[Dataset rows about figures]
★ ★ ★ ★ ★
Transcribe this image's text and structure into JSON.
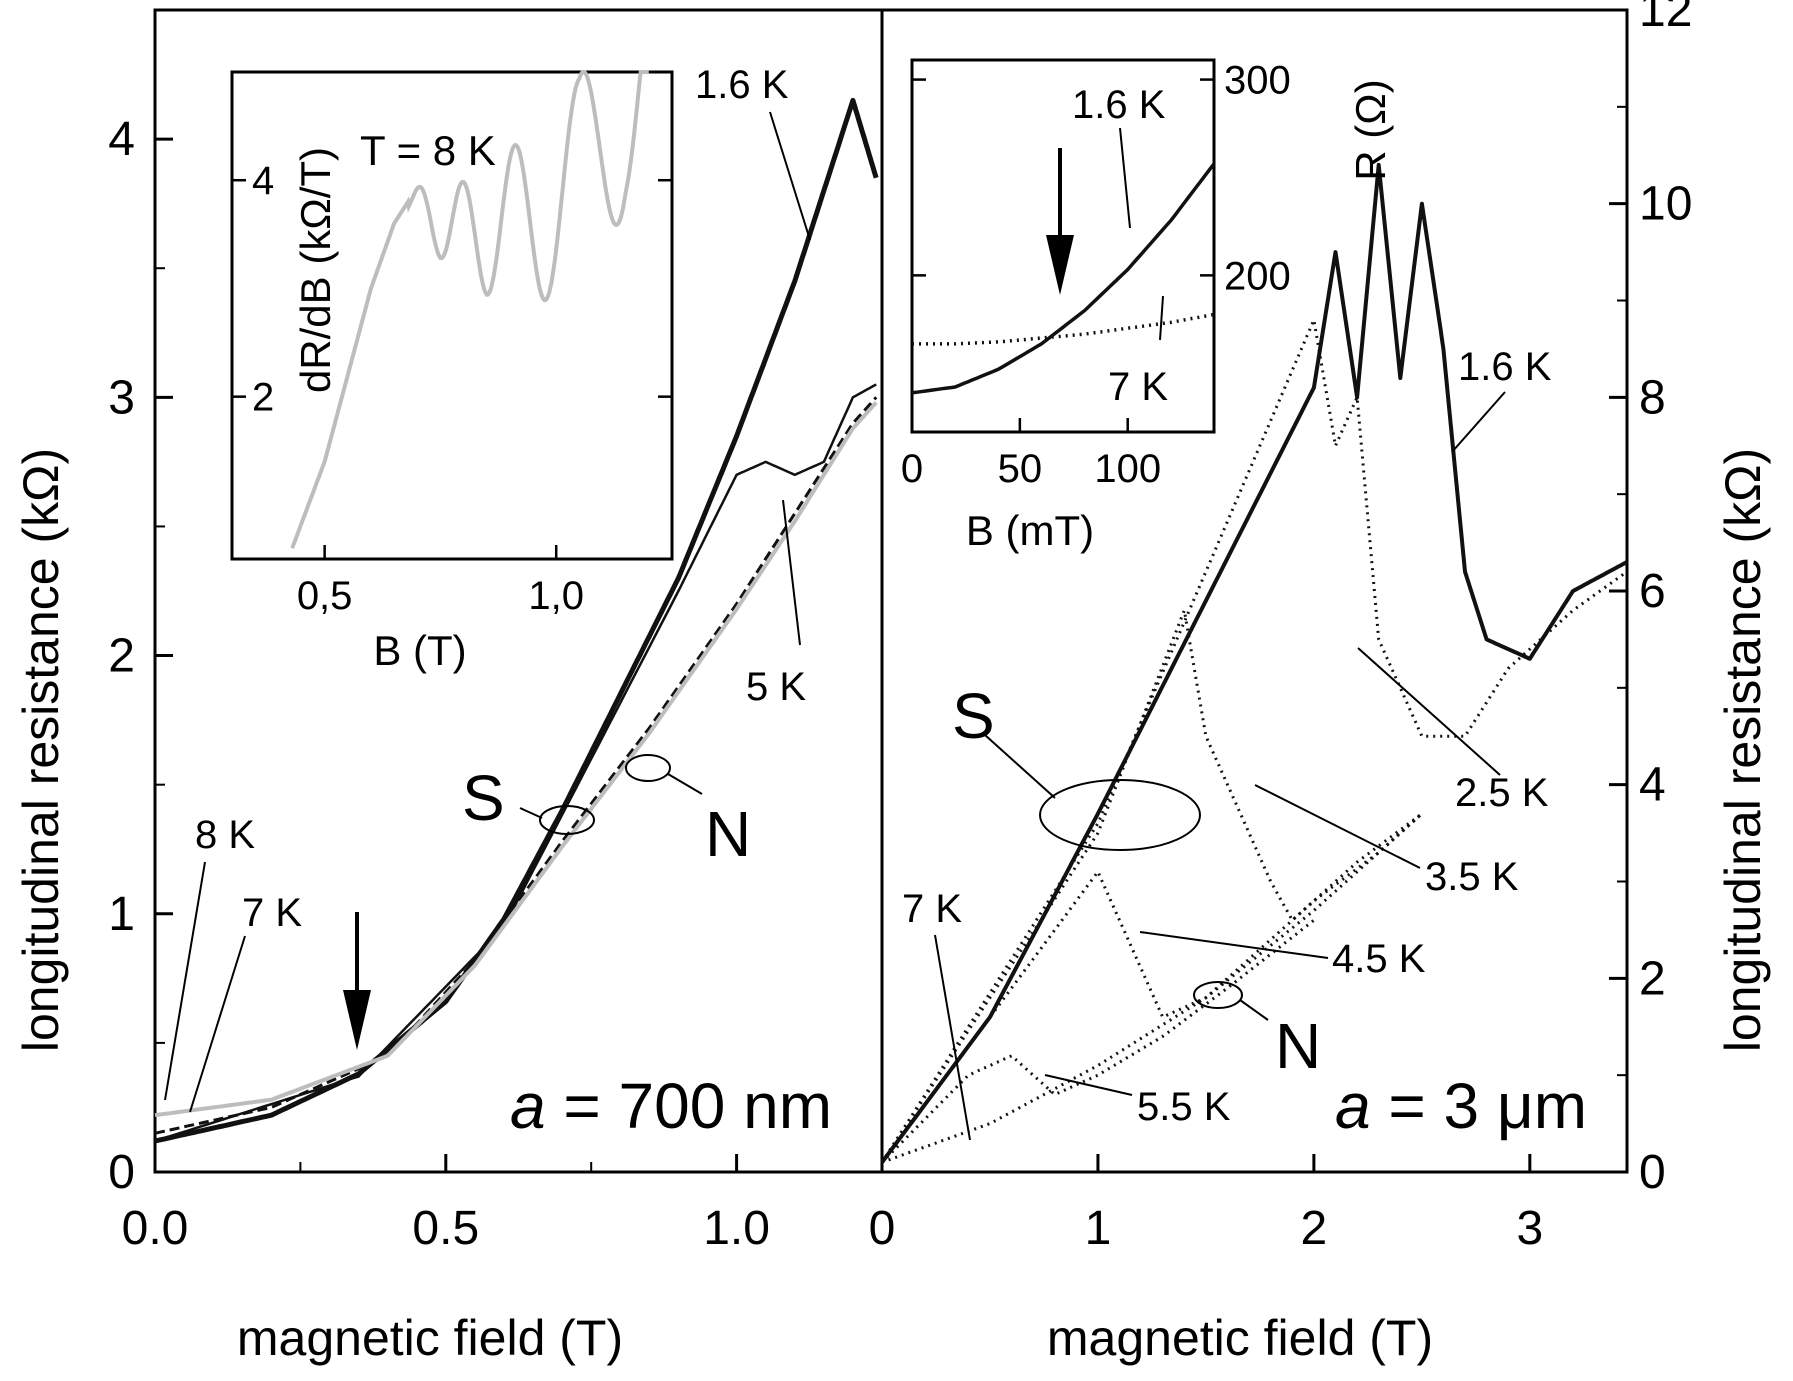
{
  "chart_data": [
    {
      "type": "line",
      "panel": "left",
      "xlabel": "magnetic field (T)",
      "ylabel": "longitudinal resistance (kΩ)",
      "xlim": [
        0,
        1.25
      ],
      "ylim": [
        0,
        4.5
      ],
      "x_ticks": [
        "0.0",
        "0.5",
        "1.0"
      ],
      "y_ticks": [
        "0",
        "1",
        "2",
        "3",
        "4"
      ],
      "sample_label_prefix": "a",
      "sample_label_value": " = 700 nm",
      "region_labels": [
        "S",
        "N"
      ],
      "series": [
        {
          "name": "1.6 K",
          "style": "thick-solid",
          "x": [
            0,
            0.2,
            0.35,
            0.5,
            0.6,
            0.7,
            0.8,
            0.9,
            1.0,
            1.1,
            1.2,
            1.24
          ],
          "y": [
            0.12,
            0.22,
            0.38,
            0.66,
            0.98,
            1.4,
            1.85,
            2.3,
            2.85,
            3.45,
            4.15,
            3.85
          ]
        },
        {
          "name": "5 K",
          "style": "thin-solid",
          "x": [
            0,
            0.35,
            0.6,
            0.9,
            1.0,
            1.05,
            1.1,
            1.15,
            1.2,
            1.24
          ],
          "y": [
            0.12,
            0.37,
            0.95,
            2.25,
            2.7,
            2.75,
            2.7,
            2.75,
            3.0,
            3.05
          ]
        },
        {
          "name": "7 K",
          "style": "dashed",
          "x": [
            0,
            0.2,
            0.4,
            0.55,
            0.7,
            0.85,
            1.0,
            1.1,
            1.2,
            1.24
          ],
          "y": [
            0.15,
            0.25,
            0.45,
            0.82,
            1.28,
            1.72,
            2.2,
            2.55,
            2.9,
            3.0
          ]
        },
        {
          "name": "8 K",
          "style": "gray",
          "x": [
            0,
            0.2,
            0.4,
            0.55,
            0.7,
            0.85,
            1.0,
            1.1,
            1.2,
            1.24
          ],
          "y": [
            0.22,
            0.28,
            0.45,
            0.8,
            1.26,
            1.7,
            2.18,
            2.52,
            2.88,
            2.98
          ]
        }
      ],
      "annotations": [
        "1.6 K",
        "5 K",
        "8 K",
        "7 K"
      ],
      "inset": {
        "xlabel": "B (T)",
        "ylabel": "dR/dB (kΩ/T)",
        "x_ticks": [
          "0,5",
          "1,0"
        ],
        "y_ticks": [
          "2",
          "4"
        ],
        "label": "T = 8 K",
        "xlim": [
          0.3,
          1.25
        ],
        "ylim": [
          0.5,
          5.0
        ],
        "series": [
          {
            "name": "8 K",
            "x": [
              0.43,
              0.5,
              0.55,
              0.6,
              0.65,
              0.68,
              0.75,
              0.85,
              0.95,
              1.05,
              1.1,
              1.15,
              1.2
            ],
            "y": [
              0.6,
              1.4,
              2.2,
              3.0,
              3.6,
              3.8,
              3.6,
              3.5,
              3.7,
              3.9,
              4.5,
              5.0,
              5.0
            ]
          }
        ]
      }
    },
    {
      "type": "line",
      "panel": "right",
      "xlabel": "magnetic field (T)",
      "ylabel": "longitudinal resistance (kΩ)",
      "xlim": [
        0,
        3.45
      ],
      "ylim": [
        0,
        12
      ],
      "x_ticks": [
        "0",
        "1",
        "2",
        "3"
      ],
      "y_ticks": [
        "0",
        "2",
        "4",
        "6",
        "8",
        "10",
        "12"
      ],
      "sample_label_prefix": "a",
      "sample_label_value": " = 3 μm",
      "region_labels": [
        "S",
        "N"
      ],
      "series": [
        {
          "name": "1.6 K",
          "style": "solid",
          "x": [
            0,
            0.5,
            1.0,
            1.5,
            2.0,
            2.1,
            2.2,
            2.3,
            2.4,
            2.5,
            2.6,
            2.7,
            2.8,
            3.0,
            3.2,
            3.45
          ],
          "y": [
            0.1,
            1.6,
            3.7,
            5.9,
            8.1,
            9.5,
            8.0,
            10.4,
            8.2,
            10.0,
            8.5,
            6.2,
            5.5,
            5.3,
            6.0,
            6.3
          ]
        },
        {
          "name": "2.5 K",
          "style": "dotted",
          "x": [
            0,
            1.0,
            2.0,
            2.1,
            2.2,
            2.3,
            2.5,
            2.7,
            2.9,
            3.2,
            3.45
          ],
          "y": [
            0.1,
            3.6,
            8.8,
            7.5,
            8.0,
            5.5,
            4.5,
            4.5,
            5.2,
            5.8,
            6.2
          ]
        },
        {
          "name": "3.5 K",
          "style": "dotted",
          "x": [
            0,
            1.0,
            1.4,
            1.5,
            1.7,
            1.8,
            1.9,
            2.0,
            2.2,
            2.5
          ],
          "y": [
            0.1,
            3.5,
            5.8,
            4.5,
            3.5,
            3.0,
            2.6,
            2.8,
            3.2,
            3.7
          ]
        },
        {
          "name": "4.5 K",
          "style": "dotted",
          "x": [
            0,
            0.8,
            1.0,
            1.1,
            1.3,
            1.5,
            1.7,
            2.0,
            2.3,
            2.5
          ],
          "y": [
            0.1,
            2.5,
            3.1,
            2.6,
            1.6,
            1.8,
            2.2,
            2.8,
            3.3,
            3.7
          ]
        },
        {
          "name": "5.5 K",
          "style": "dotted",
          "x": [
            0,
            0.4,
            0.6,
            0.8,
            1.0,
            1.3,
            1.6,
            2.0
          ],
          "y": [
            0.1,
            1.0,
            1.2,
            0.8,
            1.0,
            1.4,
            1.9,
            2.6
          ]
        },
        {
          "name": "7 K",
          "style": "dotted",
          "x": [
            0,
            0.5,
            1.0,
            1.5,
            2.0,
            2.5
          ],
          "y": [
            0.1,
            0.5,
            1.1,
            1.8,
            2.7,
            3.7
          ]
        }
      ],
      "annotations": [
        "1.6 K",
        "2.5 K",
        "3.5 K",
        "4.5 K",
        "5.5 K",
        "7 K"
      ],
      "inset": {
        "xlabel": "B (mT)",
        "ylabel": "R (Ω)",
        "x_ticks": [
          "0",
          "50",
          "100"
        ],
        "y_ticks": [
          "200",
          "300"
        ],
        "xlim": [
          0,
          140
        ],
        "ylim": [
          120,
          310
        ],
        "series": [
          {
            "name": "1.6 K",
            "x": [
              0,
              20,
              40,
              60,
              80,
              100,
              120,
              140
            ],
            "y": [
              140,
              143,
              152,
              165,
              182,
              203,
              228,
              257
            ]
          },
          {
            "name": "7 K",
            "x": [
              0,
              20,
              40,
              60,
              80,
              100,
              120,
              140
            ],
            "y": [
              165,
              165,
              166,
              168,
              170,
              173,
              176,
              180
            ]
          }
        ]
      }
    }
  ]
}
★ ★ ★ ★ ★
Job — Scan the data above and copy every line with "solid" in it.

Expected answer —
          "style": "thick-solid",
          "style": "thin-solid",
          "style": "solid",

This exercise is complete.